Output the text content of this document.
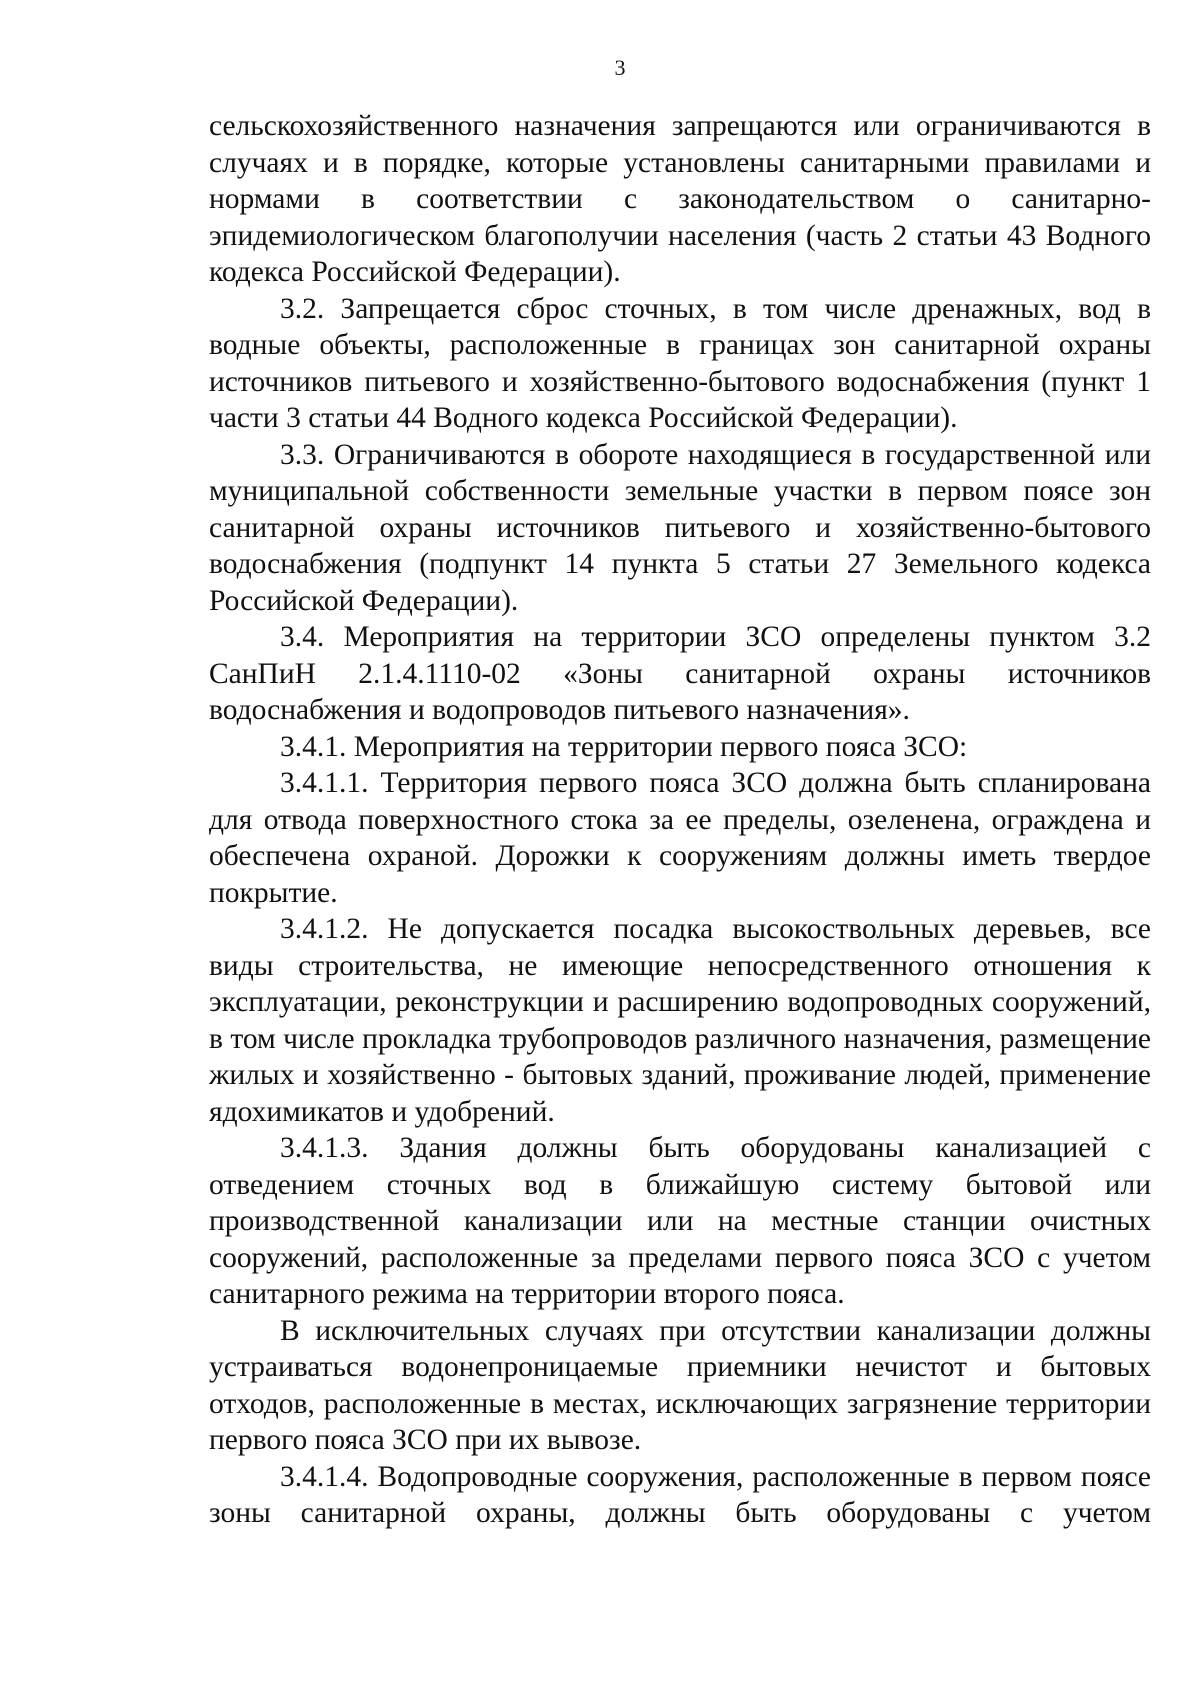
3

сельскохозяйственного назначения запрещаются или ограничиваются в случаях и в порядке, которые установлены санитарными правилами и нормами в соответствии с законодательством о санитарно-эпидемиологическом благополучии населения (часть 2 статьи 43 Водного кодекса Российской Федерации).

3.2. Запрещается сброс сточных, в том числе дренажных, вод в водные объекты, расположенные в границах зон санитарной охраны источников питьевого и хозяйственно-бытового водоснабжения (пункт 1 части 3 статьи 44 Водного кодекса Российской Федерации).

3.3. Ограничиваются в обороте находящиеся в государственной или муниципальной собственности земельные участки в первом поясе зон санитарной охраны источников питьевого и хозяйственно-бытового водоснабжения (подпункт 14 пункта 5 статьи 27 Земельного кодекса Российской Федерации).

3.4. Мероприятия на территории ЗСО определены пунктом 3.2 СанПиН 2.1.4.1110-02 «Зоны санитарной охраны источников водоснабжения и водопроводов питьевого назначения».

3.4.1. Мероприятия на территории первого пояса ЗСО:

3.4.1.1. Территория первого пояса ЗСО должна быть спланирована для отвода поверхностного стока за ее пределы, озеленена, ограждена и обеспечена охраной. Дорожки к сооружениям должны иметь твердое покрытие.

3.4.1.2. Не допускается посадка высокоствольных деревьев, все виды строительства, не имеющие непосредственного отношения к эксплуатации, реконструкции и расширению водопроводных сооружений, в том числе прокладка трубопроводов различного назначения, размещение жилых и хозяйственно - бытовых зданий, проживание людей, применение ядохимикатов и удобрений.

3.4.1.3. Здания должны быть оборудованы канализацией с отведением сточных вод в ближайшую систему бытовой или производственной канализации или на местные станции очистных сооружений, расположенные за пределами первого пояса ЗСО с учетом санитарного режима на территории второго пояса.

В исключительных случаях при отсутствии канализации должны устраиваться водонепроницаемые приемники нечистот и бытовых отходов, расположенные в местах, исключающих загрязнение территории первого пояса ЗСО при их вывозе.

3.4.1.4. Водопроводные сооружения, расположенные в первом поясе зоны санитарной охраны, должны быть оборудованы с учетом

####################

What you should do: Return all lines containing "поясе".

Written response:
3.3. Ограничиваются в обороте находящиеся в государственной или муниципальной собственности земельные участки в первом поясе зон санитарной охраны источников питьевого и хозяйственно-бытового водоснабжения (подпункт 14 пункта 5 статьи 27 Земельного кодекса Российской Федерации).
3.4.1.4. Водопроводные сооружения, расположенные в первом поясе зоны санитарной охраны, должны быть оборудованы с учетом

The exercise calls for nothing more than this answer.